-- START Data to use --

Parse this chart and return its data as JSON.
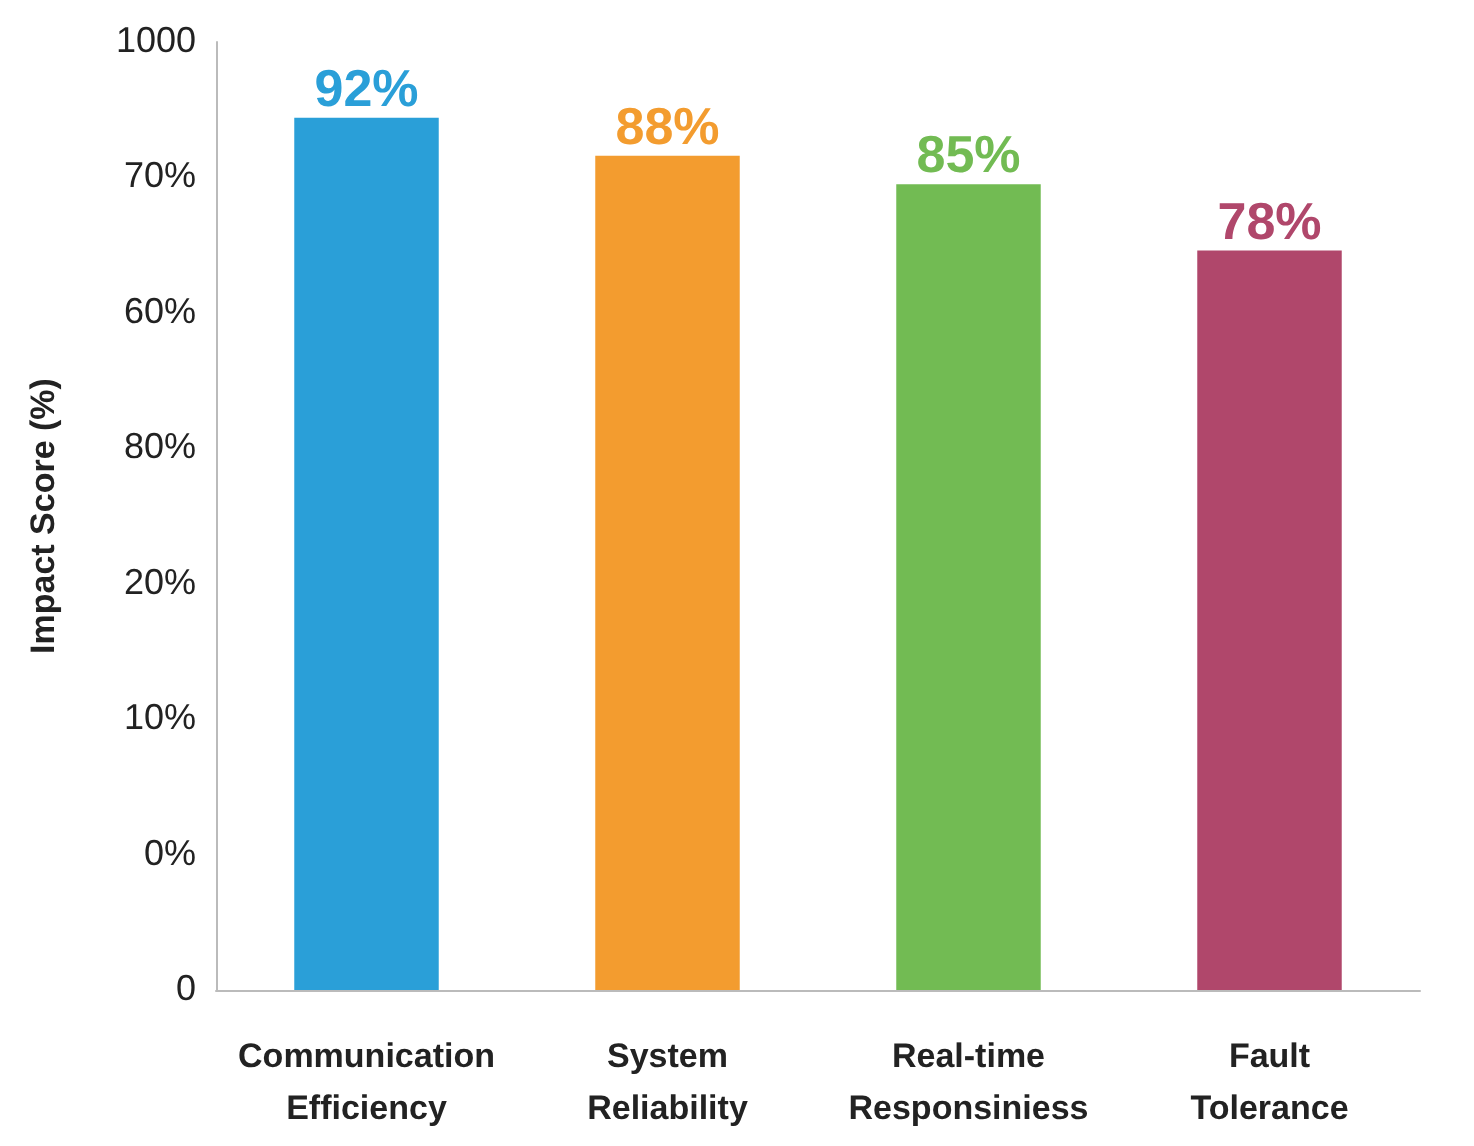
{
  "chart_data": {
    "type": "bar",
    "ylabel": "Impact Score (%)",
    "categories": [
      "Communication Efficiency",
      "System Reliability",
      "Real-time Responsiniess",
      "Fault Tolerance"
    ],
    "values": [
      92,
      88,
      85,
      78
    ],
    "value_labels": [
      "92%",
      "88%",
      "85%",
      "78%"
    ],
    "colors": [
      "#2a9fd8",
      "#f39c2f",
      "#72bb53",
      "#b0476b"
    ],
    "ylim": [
      0,
      100
    ],
    "tick_labels": "x",
    "annotations": [
      "0",
      "0%",
      "10%",
      "20%",
      "80%",
      "60%",
      "70%",
      "1000"
    ],
    "grid": false
  }
}
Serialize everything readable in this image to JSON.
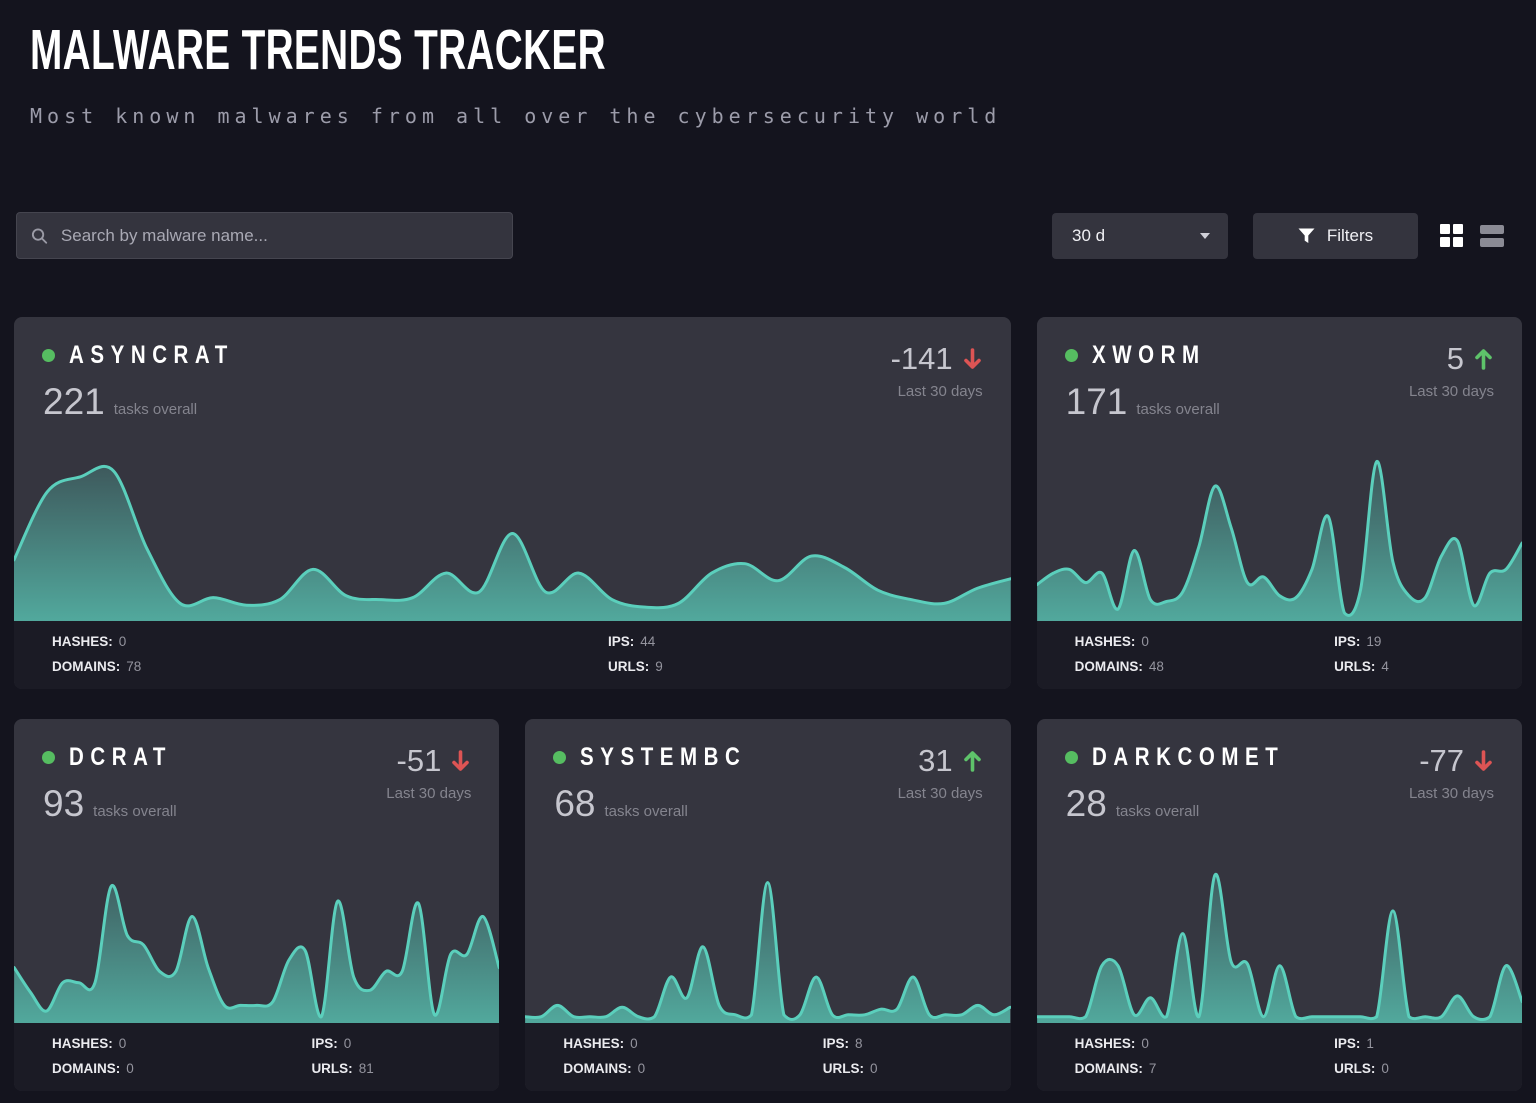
{
  "header": {
    "title": "MALWARE TRENDS TRACKER",
    "subtitle": "Most known malwares from all over the cybersecurity world"
  },
  "toolbar": {
    "search_placeholder": "Search by malware name...",
    "period_value": "30 d",
    "filters_label": "Filters"
  },
  "stats_labels": {
    "hashes": "HASHES:",
    "domains": "DOMAINS:",
    "ips": "IPS:",
    "urls": "URLS:"
  },
  "colors": {
    "accent_teal": "#5BCFBC",
    "positive_green": "#5EC36A",
    "negative_red": "#DD5454",
    "status_dot_green": "#56BD61",
    "card_bg": "#35353F",
    "footer_bg": "#1B1B25",
    "page_bg": "#14141E"
  },
  "cards": [
    {
      "name": "ASYNCRAT",
      "tasks": "221",
      "tasks_label": "tasks overall",
      "delta": "-141",
      "trend": "down",
      "period_label": "Last 30 days",
      "stats": {
        "hashes": "0",
        "domains": "78",
        "ips": "44",
        "urls": "9"
      },
      "spark": [
        31,
        67,
        75,
        78,
        37,
        8,
        11,
        7,
        10,
        26,
        12,
        10,
        11,
        24,
        14,
        45,
        14,
        24,
        10,
        6,
        8,
        24,
        29,
        20,
        33,
        27,
        15,
        10,
        8,
        16,
        21
      ]
    },
    {
      "name": "XWORM",
      "tasks": "171",
      "tasks_label": "tasks overall",
      "delta": "5",
      "trend": "up",
      "period_label": "Last 30 days",
      "stats": {
        "hashes": "0",
        "domains": "48",
        "ips": "19",
        "urls": "4"
      },
      "spark": [
        18,
        24,
        26,
        19,
        24,
        5,
        36,
        10,
        9,
        14,
        38,
        70,
        48,
        19,
        22,
        12,
        11,
        26,
        54,
        3,
        15,
        83,
        30,
        12,
        11,
        33,
        41,
        7,
        24,
        26,
        40
      ]
    },
    {
      "name": "DCRAT",
      "tasks": "93",
      "tasks_label": "tasks overall",
      "delta": "-51",
      "trend": "down",
      "period_label": "Last 30 days",
      "stats": {
        "hashes": "0",
        "domains": "0",
        "ips": "0",
        "urls": "81"
      },
      "spark": [
        28,
        15,
        5,
        20,
        20,
        20,
        71,
        45,
        40,
        26,
        26,
        55,
        28,
        8,
        8,
        8,
        10,
        32,
        37,
        2,
        63,
        23,
        16,
        26,
        26,
        62,
        3,
        35,
        35,
        55,
        28
      ]
    },
    {
      "name": "SYSTEMBC",
      "tasks": "68",
      "tasks_label": "tasks overall",
      "delta": "31",
      "trend": "up",
      "period_label": "Last 30 days",
      "stats": {
        "hashes": "0",
        "domains": "0",
        "ips": "8",
        "urls": "0"
      },
      "spark": [
        2,
        2,
        8,
        2,
        2,
        2,
        7,
        2,
        2,
        23,
        12,
        39,
        8,
        3,
        3,
        73,
        3,
        3,
        23,
        3,
        3,
        3,
        6,
        6,
        23,
        3,
        3,
        3,
        8,
        3,
        7
      ]
    },
    {
      "name": "DARKCOMET",
      "tasks": "28",
      "tasks_label": "tasks overall",
      "delta": "-77",
      "trend": "down",
      "period_label": "Last 30 days",
      "stats": {
        "hashes": "0",
        "domains": "7",
        "ips": "1",
        "urls": "0"
      },
      "spark": [
        2,
        2,
        2,
        2,
        29,
        29,
        3,
        12,
        2,
        46,
        2,
        77,
        31,
        30,
        2,
        29,
        2,
        2,
        2,
        2,
        2,
        2,
        58,
        2,
        2,
        2,
        13,
        2,
        2,
        29,
        10
      ]
    }
  ]
}
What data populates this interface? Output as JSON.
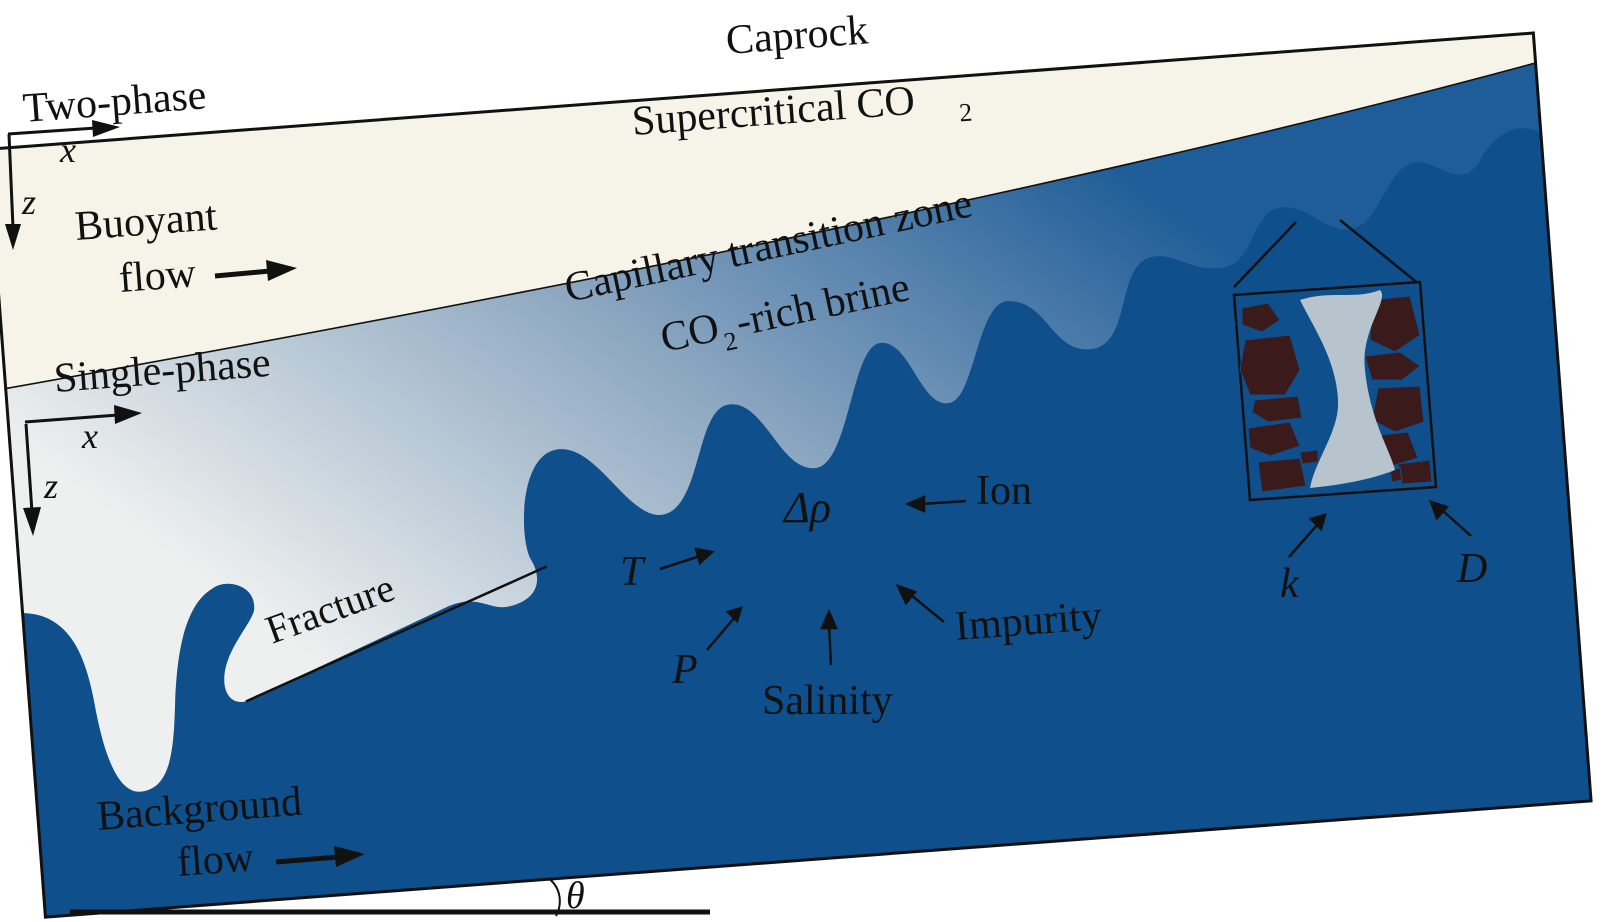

-- END Data to use --

== Task ==
In the entries above, find lines with "JSON" and copy each.

== Reply to the exercise ==
Parse this chart and return its data as JSON.
Serialize everything readable in this image to JSON.
What data populates this interface? Output as JSON.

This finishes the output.